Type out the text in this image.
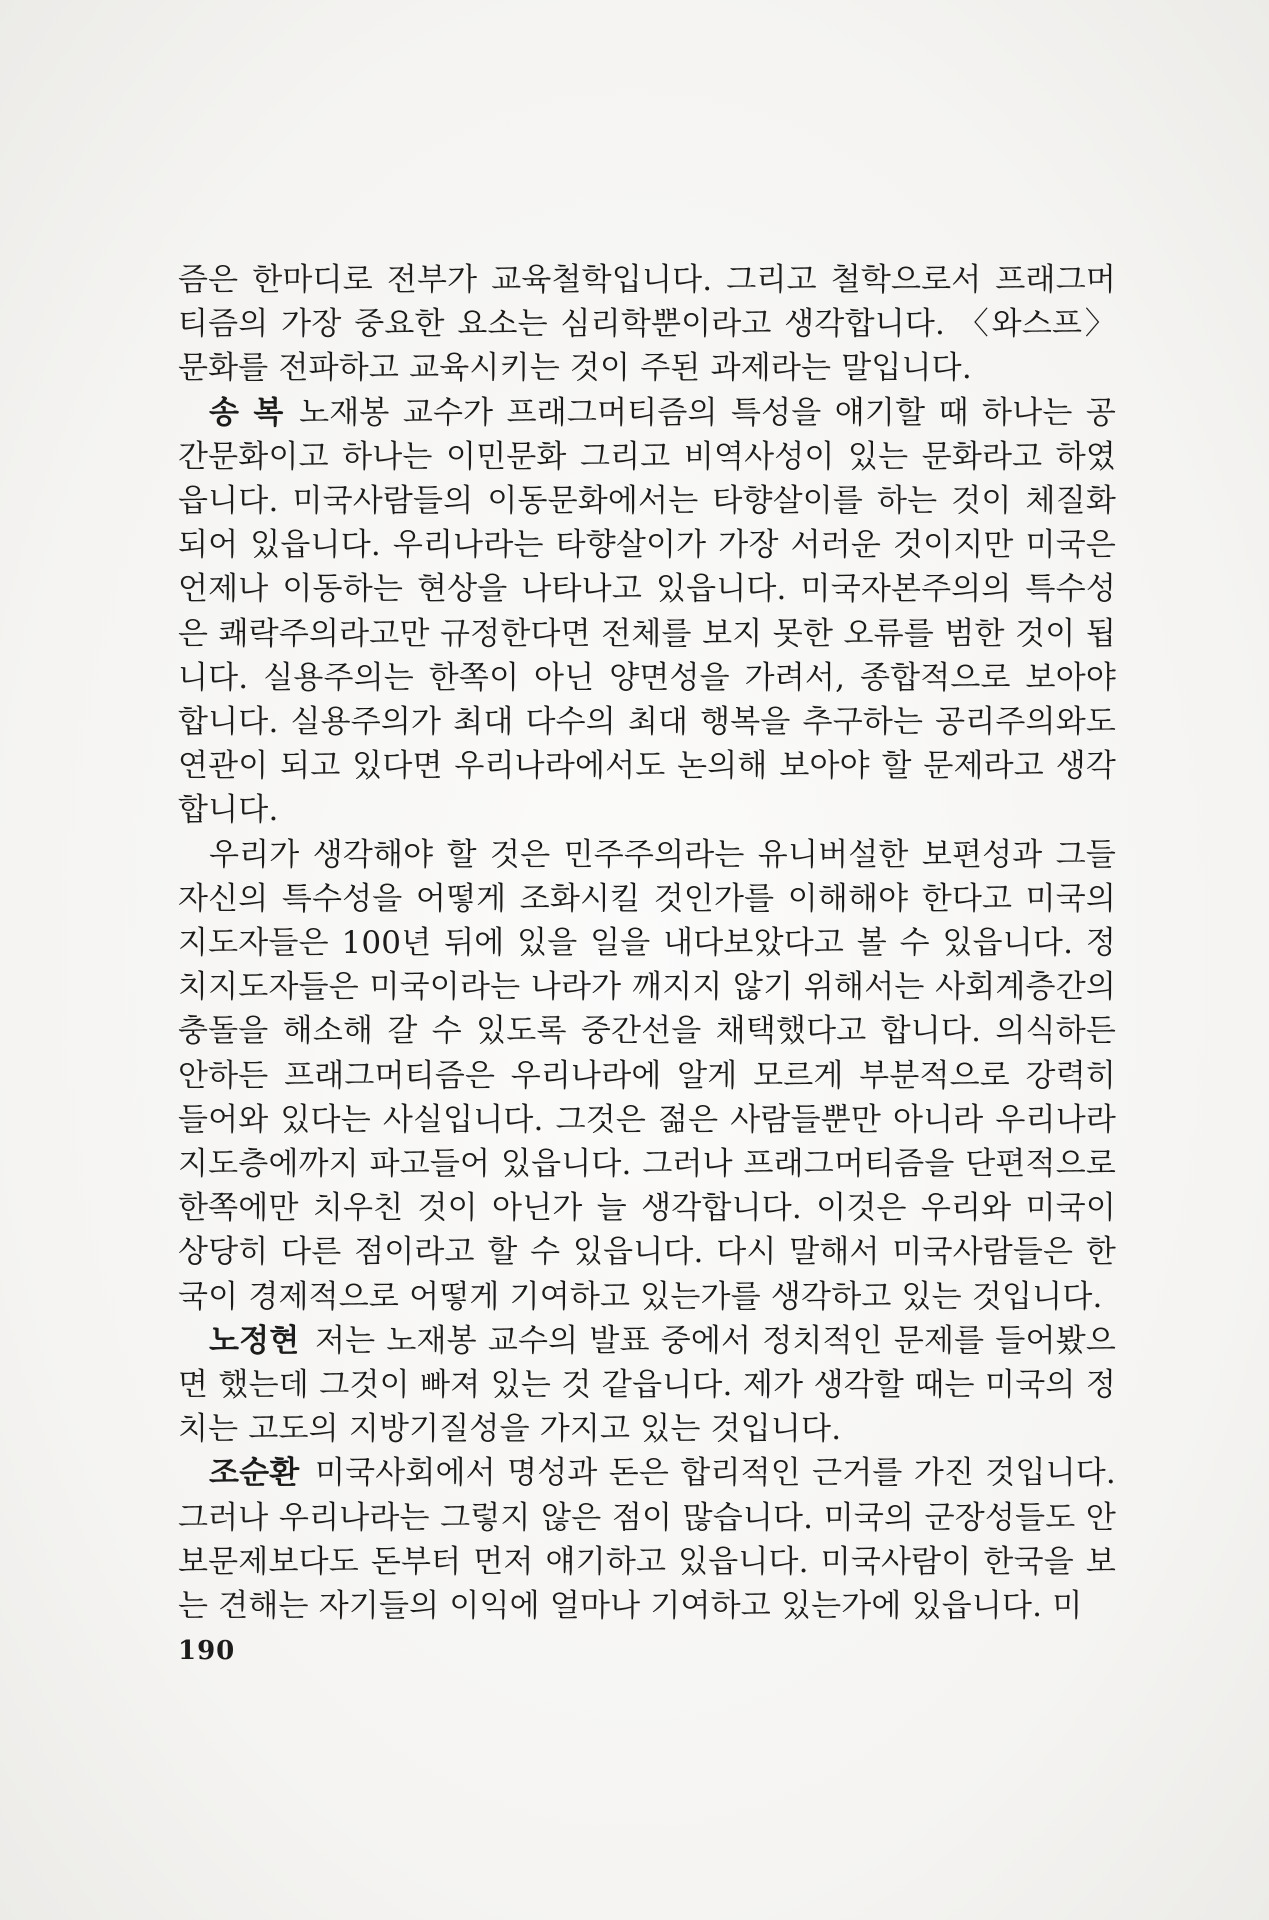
즘은 한마디로 전부가 교육철학입니다. 그리고 철학으로서 프래그머티즘의 가장 중요한 요소는 심리학뿐이라고 생각합니다. 〈와스프〉문화를 전파하고 교육시키는 것이 주된 과제라는 말입니다.

송 복 노재봉 교수가 프래그머티즘의 특성을 얘기할 때 하나는 공간문화이고 하나는 이민문화 그리고 비역사성이 있는 문화라고 하였읍니다. 미국사람들의 이동문화에서는 타향살이를 하는 것이 체질화되어 있읍니다. 우리나라는 타향살이가 가장 서러운 것이지만 미국은 언제나 이동하는 현상을 나타나고 있읍니다. 미국자본주의의 특수성은 쾌락주의라고만 규정한다면 전체를 보지 못한 오류를 범한 것이 됩니다. 실용주의는 한쪽이 아닌 양면성을 가려서, 종합적으로 보아야 합니다. 실용주의가 최대 다수의 최대 행복을 추구하는 공리주의와도 연관이 되고 있다면 우리나라에서도 논의해 보아야 할 문제라고 생각합니다.

우리가 생각해야 할 것은 민주주의라는 유니버설한 보편성과 그들 자신의 특수성을 어떻게 조화시킬 것인가를 이해해야 한다고 미국의 지도자들은 100년 뒤에 있을 일을 내다보았다고 볼 수 있읍니다. 정치지도자들은 미국이라는 나라가 깨지지 않기 위해서는 사회계층간의 충돌을 해소해 갈 수 있도록 중간선을 채택했다고 합니다. 의식하든 안하든 프래그머티즘은 우리나라에 알게 모르게 부분적으로 강력히 들어와 있다는 사실입니다. 그것은 젊은 사람들뿐만 아니라 우리나라 지도층에까지 파고들어 있읍니다. 그러나 프래그머티즘을 단편적으로 한쪽에만 치우친 것이 아닌가 늘 생각합니다. 이것은 우리와 미국이 상당히 다른 점이라고 할 수 있읍니다. 다시 말해서 미국사람들은 한국이 경제적으로 어떻게 기여하고 있는가를 생각하고 있는 것입니다.

노정현 저는 노재봉 교수의 발표 중에서 정치적인 문제를 들어봤으면 했는데 그것이 빠져 있는 것 같읍니다. 제가 생각할 때는 미국의 정치는 고도의 지방기질성을 가지고 있는 것입니다.

조순환 미국사회에서 명성과 돈은 합리적인 근거를 가진 것입니다. 그러나 우리나라는 그렇지 않은 점이 많습니다. 미국의 군장성들도 안보문제보다도 돈부터 먼저 얘기하고 있읍니다. 미국사람이 한국을 보는 견해는 자기들의 이익에 얼마나 기여하고 있는가에 있읍니다. 미

190
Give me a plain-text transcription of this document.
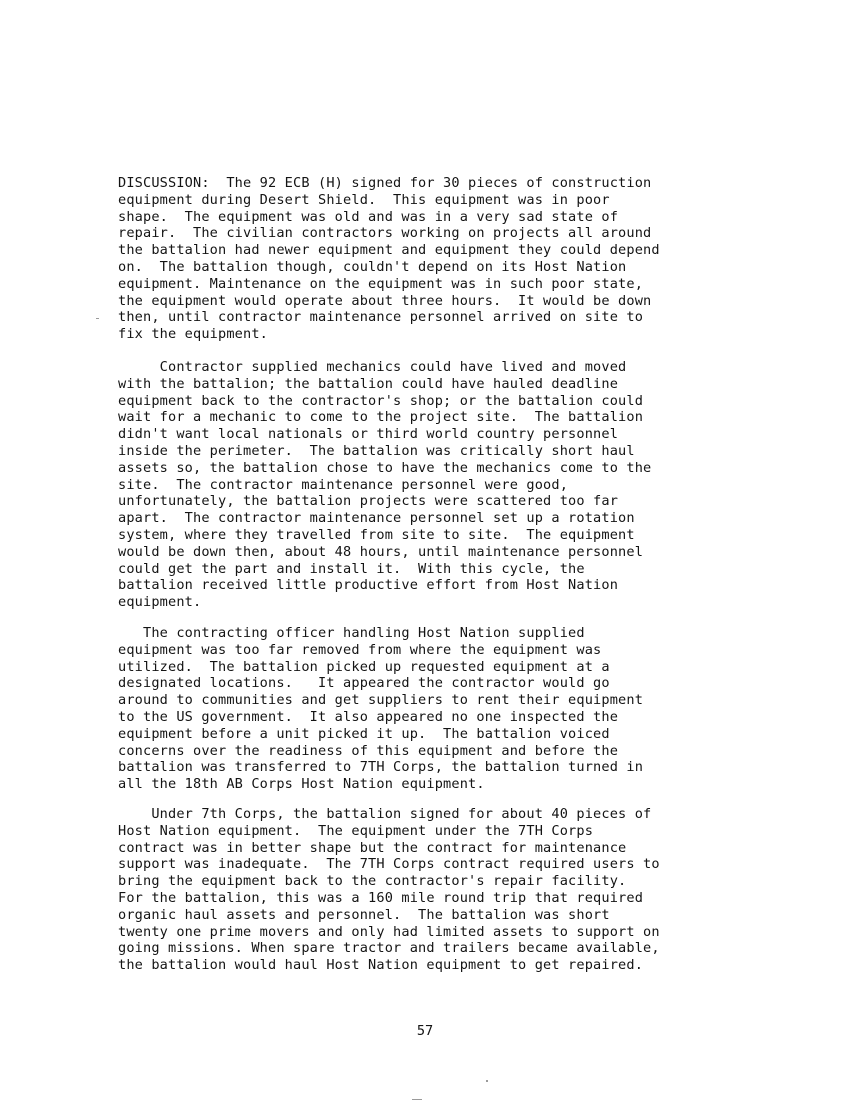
DISCUSSION:  The 92 ECB (H) signed for 30 pieces of construction
equipment during Desert Shield.  This equipment was in poor
shape.  The equipment was old and was in a very sad state of
repair.  The civilian contractors working on projects all around
the battalion had newer equipment and equipment they could depend
on.  The battalion though, couldn't depend on its Host Nation
equipment. Maintenance on the equipment was in such poor state,
the equipment would operate about three hours.  It would be down
then, until contractor maintenance personnel arrived on site to
fix the equipment.
Contractor supplied mechanics could have lived and moved
with the battalion; the battalion could have hauled deadline
equipment back to the contractor's shop; or the battalion could
wait for a mechanic to come to the project site.  The battalion
didn't want local nationals or third world country personnel
inside the perimeter.  The battalion was critically short haul
assets so, the battalion chose to have the mechanics come to the
site.  The contractor maintenance personnel were good,
unfortunately, the battalion projects were scattered too far
apart.  The contractor maintenance personnel set up a rotation
system, where they travelled from site to site.  The equipment
would be down then, about 48 hours, until maintenance personnel
could get the part and install it.  With this cycle, the
battalion received little productive effort from Host Nation
equipment.
The contracting officer handling Host Nation supplied
equipment was too far removed from where the equipment was
utilized.  The battalion picked up requested equipment at a
designated locations.   It appeared the contractor would go
around to communities and get suppliers to rent their equipment
to the US government.  It also appeared no one inspected the
equipment before a unit picked it up.  The battalion voiced
concerns over the readiness of this equipment and before the
battalion was transferred to 7TH Corps, the battalion turned in
all the 18th AB Corps Host Nation equipment.
Under 7th Corps, the battalion signed for about 40 pieces of
Host Nation equipment.  The equipment under the 7TH Corps
contract was in better shape but the contract for maintenance
support was inadequate.  The 7TH Corps contract required users to
bring the equipment back to the contractor's repair facility.
For the battalion, this was a 160 mile round trip that required
organic haul assets and personnel.  The battalion was short
twenty one prime movers and only had limited assets to support on
going missions. When spare tractor and trailers became available,
the battalion would haul Host Nation equipment to get repaired.
57
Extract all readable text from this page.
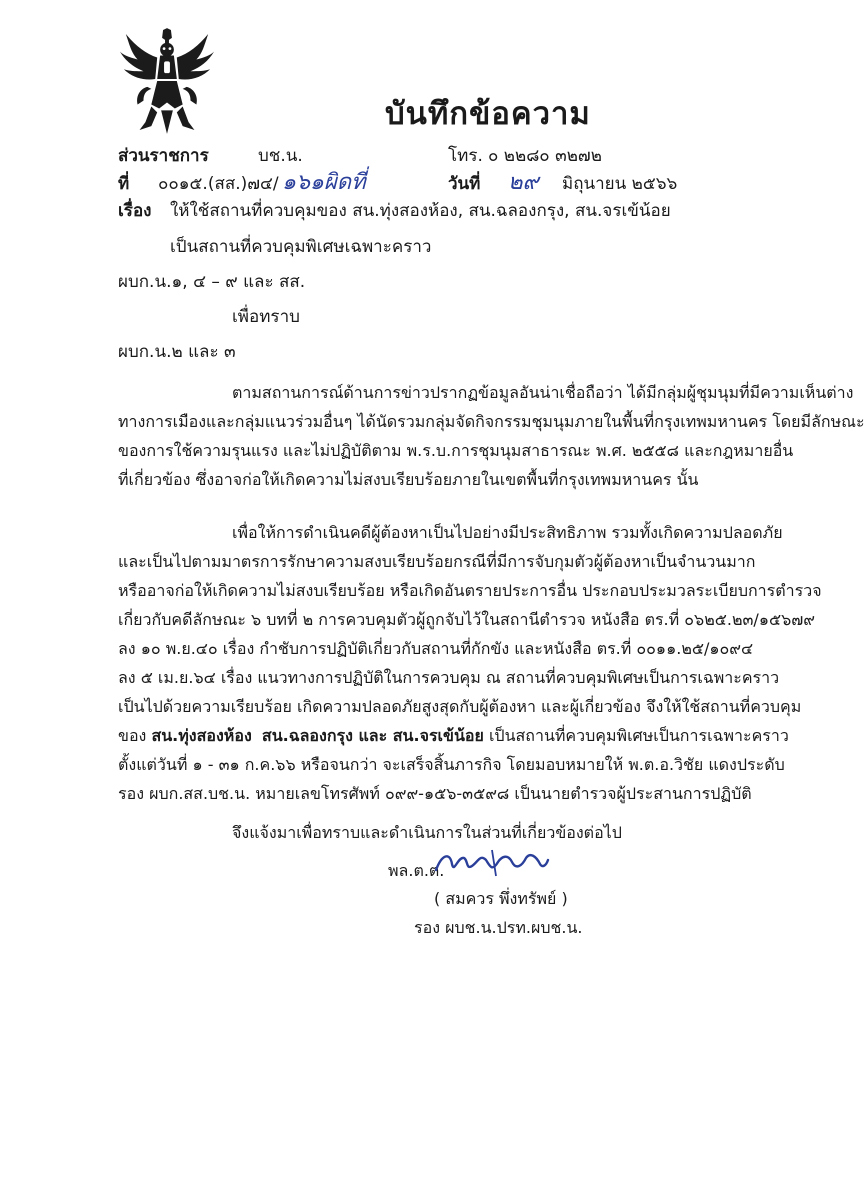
บันทึกข้อความ
ส่วนราชการ	บช.น.	โทร. ๐ ๒๒๘๐ ๓๒๗๒
ที่ ๐๐๑๕.(สส.)๗๔/ ๑๖๑ผิดที่	วันที่ ๒๙ มิถุนายน ๒๕๖๖
เรื่อง ให้ใช้สถานที่ควบคุมของ สน.ทุ่งสองห้อง, สน.ฉลองกรุง, สน.จรเข้น้อย
เป็นสถานที่ควบคุมพิเศษเฉพาะคราว
ผบก.น.๑, ๔ – ๙ และ สส.
เพื่อทราบ
ผบก.น.๒ และ ๓
ตามสถานการณ์ด้านการข่าวปรากฏข้อมูลอันน่าเชื่อถือว่า ได้มีกลุ่มผู้ชุมนุมที่มีความเห็นต่าง
ทางการเมืองและกลุ่มแนวร่วมอื่นๆ ได้นัดรวมกลุ่มจัดกิจกรรมชุมนุมภายในพื้นที่กรุงเทพมหานคร โดยมีลักษณะ
ของการใช้ความรุนแรง และไม่ปฏิบัติตาม พ.ร.บ.การชุมนุมสาธารณะ พ.ศ. ๒๕๕๘ และกฎหมายอื่น
ที่เกี่ยวข้อง ซึ่งอาจก่อให้เกิดความไม่สงบเรียบร้อยภายในเขตพื้นที่กรุงเทพมหานคร นั้น
เพื่อให้การดำเนินคดีผู้ต้องหาเป็นไปอย่างมีประสิทธิภาพ รวมทั้งเกิดความปลอดภัย
และเป็นไปตามมาตรการรักษาความสงบเรียบร้อยกรณีที่มีการจับกุมตัวผู้ต้องหาเป็นจำนวนมาก
หรืออาจก่อให้เกิดความไม่สงบเรียบร้อย หรือเกิดอันตรายประการอื่น ประกอบประมวลระเบียบการตำรวจ
เกี่ยวกับคดีลักษณะ ๖ บทที่ ๒ การควบคุมตัวผู้ถูกจับไว้ในสถานีตำรวจ หนังสือ ตร.ที่ ๐๖๒๕.๒๓/๑๕๖๗๙
ลง ๑๐ พ.ย.๔๐ เรื่อง กำชับการปฏิบัติเกี่ยวกับสถานที่กักขัง และหนังสือ ตร.ที่ ๐๐๑๑.๒๕/๑๐๙๔
ลง ๕ เม.ย.๖๔ เรื่อง แนวทางการปฏิบัติในการควบคุม ณ สถานที่ควบคุมพิเศษเป็นการเฉพาะคราว
เป็นไปด้วยความเรียบร้อย เกิดความปลอดภัยสูงสุดกับผู้ต้องหา และผู้เกี่ยวข้อง จึงให้ใช้สถานที่ควบคุม
ของ สน.ทุ่งสองห้อง สน.ฉลองกรุง และ สน.จรเข้น้อย เป็นสถานที่ควบคุมพิเศษเป็นการเฉพาะคราว
ตั้งแต่วันที่ ๑ - ๓๑ ก.ค.๖๖ หรือจนกว่า จะเสร็จสิ้นภารกิจ โดยมอบหมายให้ พ.ต.อ.วิชัย แดงประดับ
รอง ผบก.สส.บช.น. หมายเลขโทรศัพท์ ๐๙๙-๑๕๖-๓๕๙๘ เป็นนายตำรวจผู้ประสานการปฏิบัติ
จึงแจ้งมาเพื่อทราบและดำเนินการในส่วนที่เกี่ยวข้องต่อไป
พล.ต.ต.
( สมควร พึ่งทรัพย์ )
รอง ผบช.น.ปรท.ผบช.น.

- - -

**Task to complete:**
Among the records above, find each line holding the string "state" and pull it out.

**Result for this task:**
shape.  The equipment was old and was in a very sad state of
equipment. Maintenance on the equipment was in such poor state,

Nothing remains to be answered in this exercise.